start THE RECORDS

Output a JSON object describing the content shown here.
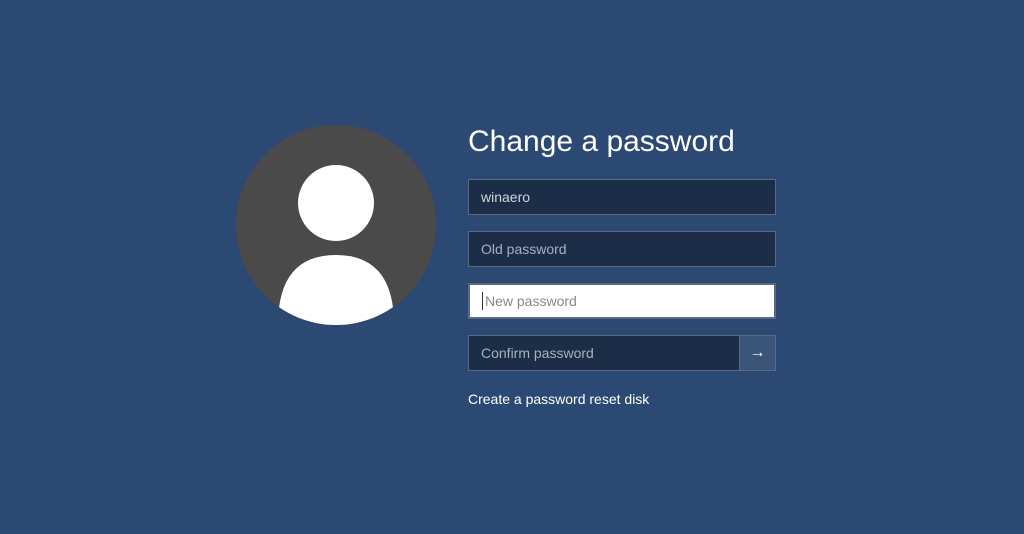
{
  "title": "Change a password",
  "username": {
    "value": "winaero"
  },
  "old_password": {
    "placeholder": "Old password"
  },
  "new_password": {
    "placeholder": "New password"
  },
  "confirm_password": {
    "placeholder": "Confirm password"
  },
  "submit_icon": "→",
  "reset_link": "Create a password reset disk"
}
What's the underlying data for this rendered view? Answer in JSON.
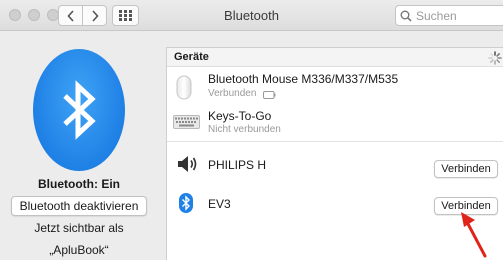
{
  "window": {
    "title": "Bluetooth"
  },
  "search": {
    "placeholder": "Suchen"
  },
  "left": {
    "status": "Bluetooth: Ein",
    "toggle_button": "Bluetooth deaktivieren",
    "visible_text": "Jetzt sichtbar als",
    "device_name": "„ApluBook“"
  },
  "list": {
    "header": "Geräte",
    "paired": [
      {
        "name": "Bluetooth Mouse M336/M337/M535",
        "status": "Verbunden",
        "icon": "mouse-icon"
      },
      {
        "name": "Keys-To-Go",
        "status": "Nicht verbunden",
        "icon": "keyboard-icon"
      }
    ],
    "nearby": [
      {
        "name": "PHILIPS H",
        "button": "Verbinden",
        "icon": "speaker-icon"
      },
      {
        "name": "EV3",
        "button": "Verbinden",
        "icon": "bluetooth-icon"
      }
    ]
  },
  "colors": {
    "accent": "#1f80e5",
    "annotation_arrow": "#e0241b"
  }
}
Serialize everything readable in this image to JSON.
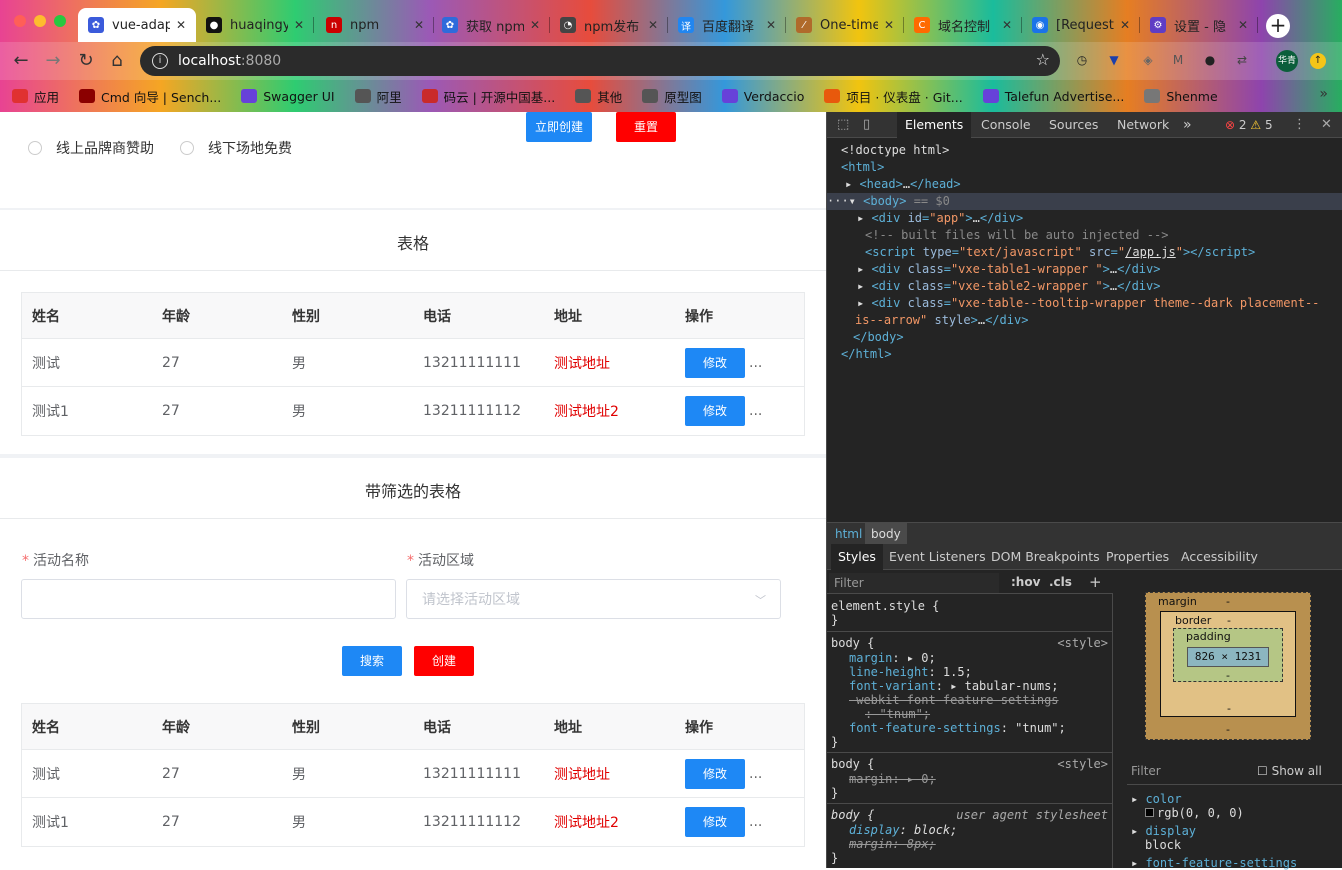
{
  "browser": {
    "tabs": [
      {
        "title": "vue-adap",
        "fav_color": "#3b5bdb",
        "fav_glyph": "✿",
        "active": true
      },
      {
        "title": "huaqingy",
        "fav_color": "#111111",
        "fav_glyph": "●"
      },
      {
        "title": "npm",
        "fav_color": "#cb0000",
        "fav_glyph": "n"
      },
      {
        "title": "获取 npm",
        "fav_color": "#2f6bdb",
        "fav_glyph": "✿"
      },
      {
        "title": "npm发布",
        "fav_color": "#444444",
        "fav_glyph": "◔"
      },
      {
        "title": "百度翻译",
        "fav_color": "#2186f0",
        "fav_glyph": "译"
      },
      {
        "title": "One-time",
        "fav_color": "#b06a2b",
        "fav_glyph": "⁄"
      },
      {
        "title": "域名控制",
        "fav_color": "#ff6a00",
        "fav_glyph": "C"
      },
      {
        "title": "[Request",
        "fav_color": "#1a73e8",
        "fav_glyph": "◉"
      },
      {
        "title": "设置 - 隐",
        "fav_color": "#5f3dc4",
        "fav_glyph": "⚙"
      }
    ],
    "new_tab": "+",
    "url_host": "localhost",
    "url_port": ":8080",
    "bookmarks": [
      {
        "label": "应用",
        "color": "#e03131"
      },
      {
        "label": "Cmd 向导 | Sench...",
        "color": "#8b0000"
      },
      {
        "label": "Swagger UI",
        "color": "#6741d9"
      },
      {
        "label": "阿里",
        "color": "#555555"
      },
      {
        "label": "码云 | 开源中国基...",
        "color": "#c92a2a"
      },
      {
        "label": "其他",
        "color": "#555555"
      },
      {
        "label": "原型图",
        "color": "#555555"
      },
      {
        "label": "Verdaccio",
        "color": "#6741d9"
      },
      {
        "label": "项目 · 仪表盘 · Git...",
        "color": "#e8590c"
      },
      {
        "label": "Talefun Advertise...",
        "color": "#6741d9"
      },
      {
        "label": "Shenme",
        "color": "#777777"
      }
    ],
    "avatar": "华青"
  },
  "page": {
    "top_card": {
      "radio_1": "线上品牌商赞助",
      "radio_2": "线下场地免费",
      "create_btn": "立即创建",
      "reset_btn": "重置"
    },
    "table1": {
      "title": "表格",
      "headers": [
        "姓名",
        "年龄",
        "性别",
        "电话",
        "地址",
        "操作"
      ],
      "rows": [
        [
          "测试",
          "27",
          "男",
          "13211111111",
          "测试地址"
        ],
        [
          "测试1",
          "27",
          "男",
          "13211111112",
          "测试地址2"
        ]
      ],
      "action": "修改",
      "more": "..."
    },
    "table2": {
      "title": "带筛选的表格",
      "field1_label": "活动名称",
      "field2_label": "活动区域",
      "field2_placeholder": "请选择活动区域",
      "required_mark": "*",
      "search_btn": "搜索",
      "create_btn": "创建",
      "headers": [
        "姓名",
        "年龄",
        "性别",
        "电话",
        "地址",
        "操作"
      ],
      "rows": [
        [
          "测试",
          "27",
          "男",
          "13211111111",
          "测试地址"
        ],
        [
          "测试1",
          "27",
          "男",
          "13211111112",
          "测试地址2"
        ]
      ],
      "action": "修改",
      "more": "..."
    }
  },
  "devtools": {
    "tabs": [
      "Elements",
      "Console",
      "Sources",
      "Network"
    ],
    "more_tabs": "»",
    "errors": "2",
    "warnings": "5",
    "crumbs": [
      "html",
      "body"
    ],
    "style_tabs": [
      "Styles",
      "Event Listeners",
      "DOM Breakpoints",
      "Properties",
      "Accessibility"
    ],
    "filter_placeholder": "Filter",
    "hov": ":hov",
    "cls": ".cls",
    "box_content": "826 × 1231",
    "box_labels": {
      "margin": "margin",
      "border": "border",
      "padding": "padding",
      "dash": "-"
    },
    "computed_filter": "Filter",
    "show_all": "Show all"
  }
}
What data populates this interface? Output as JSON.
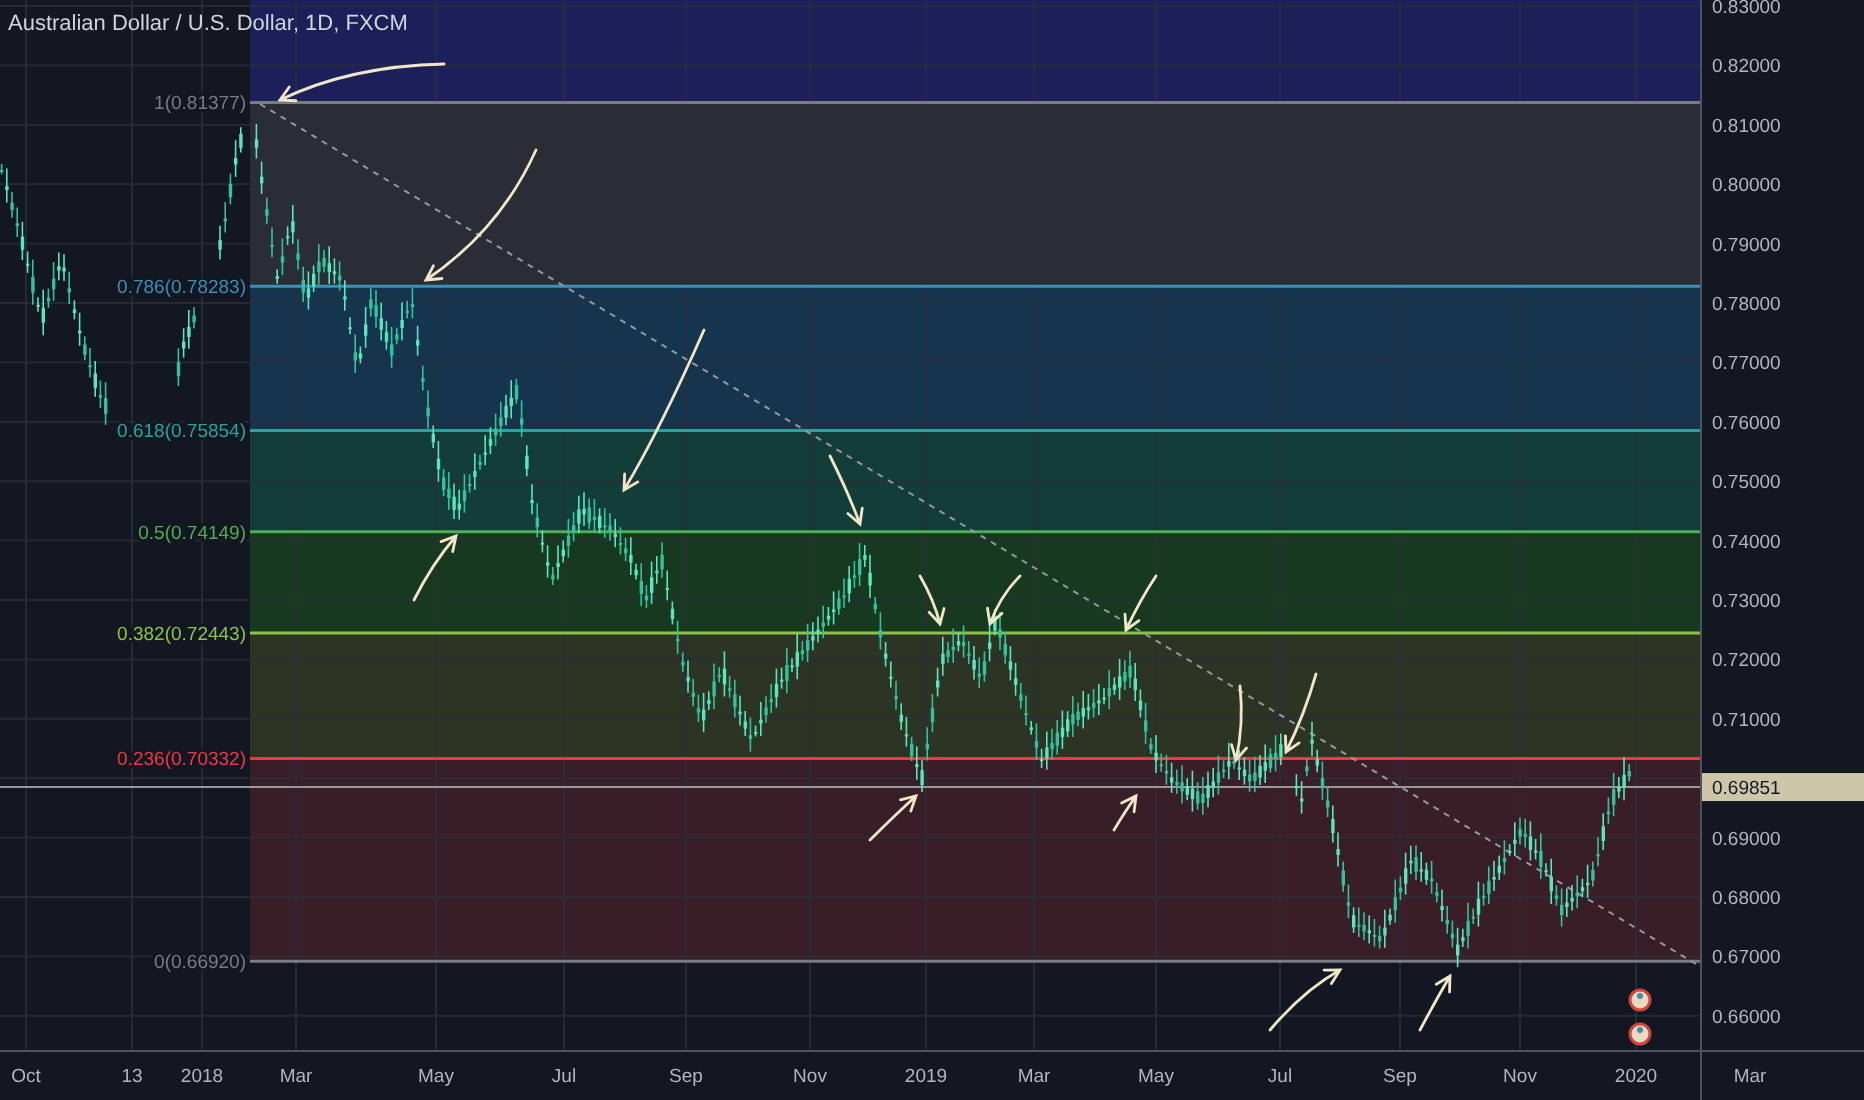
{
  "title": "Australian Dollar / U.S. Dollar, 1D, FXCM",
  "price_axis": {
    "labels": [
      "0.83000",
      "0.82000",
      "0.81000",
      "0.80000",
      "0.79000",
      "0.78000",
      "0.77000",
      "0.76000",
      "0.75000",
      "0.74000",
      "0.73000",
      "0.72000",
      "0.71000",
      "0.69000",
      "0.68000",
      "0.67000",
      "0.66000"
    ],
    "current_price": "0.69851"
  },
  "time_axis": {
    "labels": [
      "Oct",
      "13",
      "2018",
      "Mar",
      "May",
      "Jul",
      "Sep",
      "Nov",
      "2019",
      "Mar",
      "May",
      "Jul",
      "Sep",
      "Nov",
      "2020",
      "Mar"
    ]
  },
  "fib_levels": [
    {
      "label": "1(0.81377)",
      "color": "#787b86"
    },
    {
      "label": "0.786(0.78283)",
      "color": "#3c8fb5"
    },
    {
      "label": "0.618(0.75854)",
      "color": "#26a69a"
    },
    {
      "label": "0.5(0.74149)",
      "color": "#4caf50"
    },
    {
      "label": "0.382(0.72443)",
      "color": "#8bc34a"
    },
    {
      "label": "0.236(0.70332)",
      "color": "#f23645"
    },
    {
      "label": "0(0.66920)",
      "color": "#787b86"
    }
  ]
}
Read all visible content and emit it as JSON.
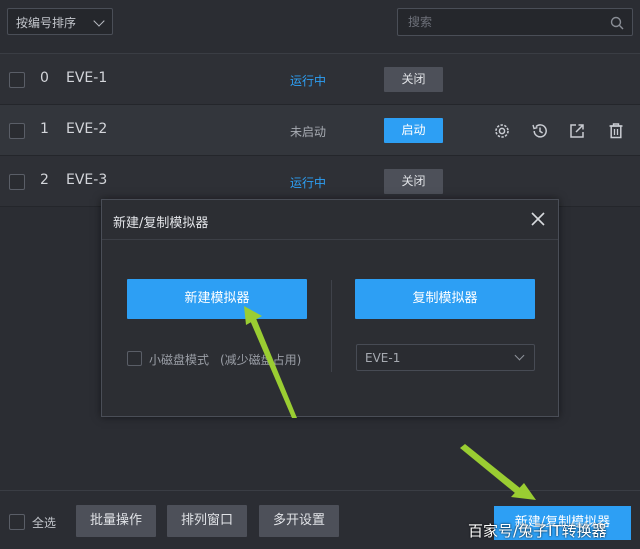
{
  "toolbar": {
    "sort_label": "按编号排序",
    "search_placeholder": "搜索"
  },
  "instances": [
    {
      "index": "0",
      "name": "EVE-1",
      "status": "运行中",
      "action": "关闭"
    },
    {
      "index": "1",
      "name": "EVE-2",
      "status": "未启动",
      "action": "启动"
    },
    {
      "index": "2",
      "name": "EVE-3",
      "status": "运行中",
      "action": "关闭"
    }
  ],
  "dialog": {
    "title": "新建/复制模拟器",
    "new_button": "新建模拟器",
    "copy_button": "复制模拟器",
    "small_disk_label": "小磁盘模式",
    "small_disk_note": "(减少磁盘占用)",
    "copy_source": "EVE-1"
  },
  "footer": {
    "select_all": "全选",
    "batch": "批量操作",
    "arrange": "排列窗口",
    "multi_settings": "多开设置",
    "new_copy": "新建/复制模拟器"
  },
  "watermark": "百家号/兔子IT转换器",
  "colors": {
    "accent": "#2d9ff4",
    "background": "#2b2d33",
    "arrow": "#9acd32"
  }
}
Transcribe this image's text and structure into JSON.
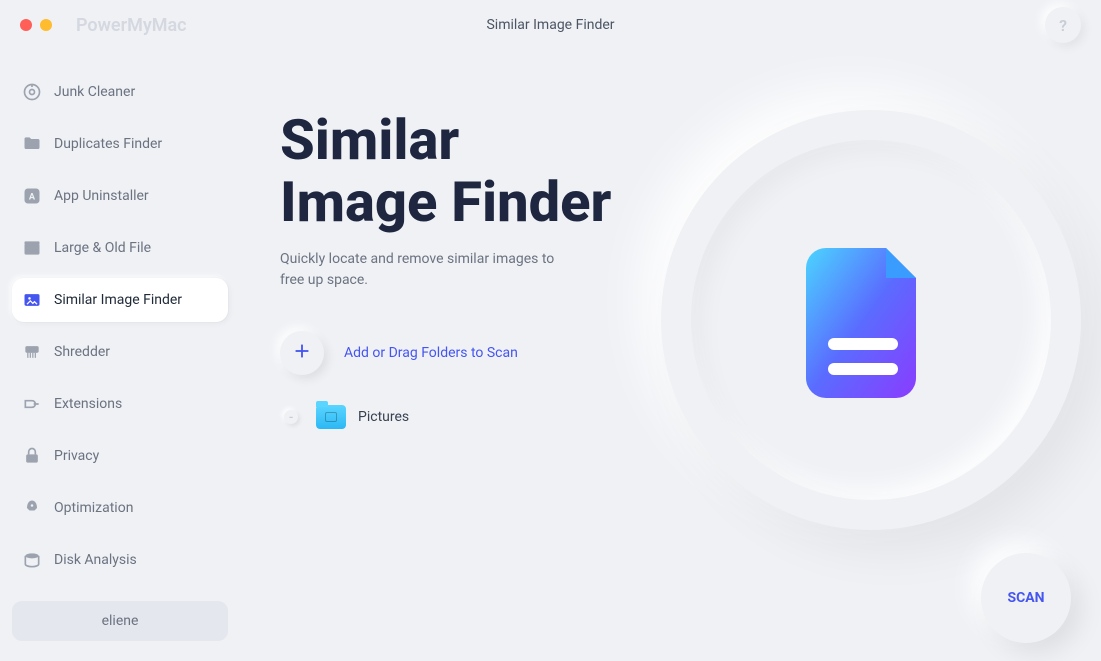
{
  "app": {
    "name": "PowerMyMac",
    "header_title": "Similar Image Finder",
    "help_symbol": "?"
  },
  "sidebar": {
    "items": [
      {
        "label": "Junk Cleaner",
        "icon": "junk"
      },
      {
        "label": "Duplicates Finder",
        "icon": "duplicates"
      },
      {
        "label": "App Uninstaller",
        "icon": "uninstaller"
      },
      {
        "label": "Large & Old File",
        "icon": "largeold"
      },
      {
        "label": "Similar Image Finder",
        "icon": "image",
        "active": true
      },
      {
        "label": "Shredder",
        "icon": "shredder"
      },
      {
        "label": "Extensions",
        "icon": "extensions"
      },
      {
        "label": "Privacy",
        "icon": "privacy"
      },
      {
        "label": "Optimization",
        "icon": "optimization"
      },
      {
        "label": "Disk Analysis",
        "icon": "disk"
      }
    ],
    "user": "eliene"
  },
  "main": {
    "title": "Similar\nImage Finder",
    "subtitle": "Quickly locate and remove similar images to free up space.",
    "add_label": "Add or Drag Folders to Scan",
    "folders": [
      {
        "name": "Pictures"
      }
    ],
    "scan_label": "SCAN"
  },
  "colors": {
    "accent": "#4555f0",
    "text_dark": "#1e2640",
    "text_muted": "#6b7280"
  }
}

end THE RECORDS

### [EXERCISE]
Single out each line of the records above with the string "this" in it, and copy it.

### [TASK OUTPUT]
What's the underlying data for this rendered view? Answer in JSON.
Serialize everything readable in this image to JSON.
What data populates this interface? Output as JSON.
Transcribe this image's text and structure into JSON.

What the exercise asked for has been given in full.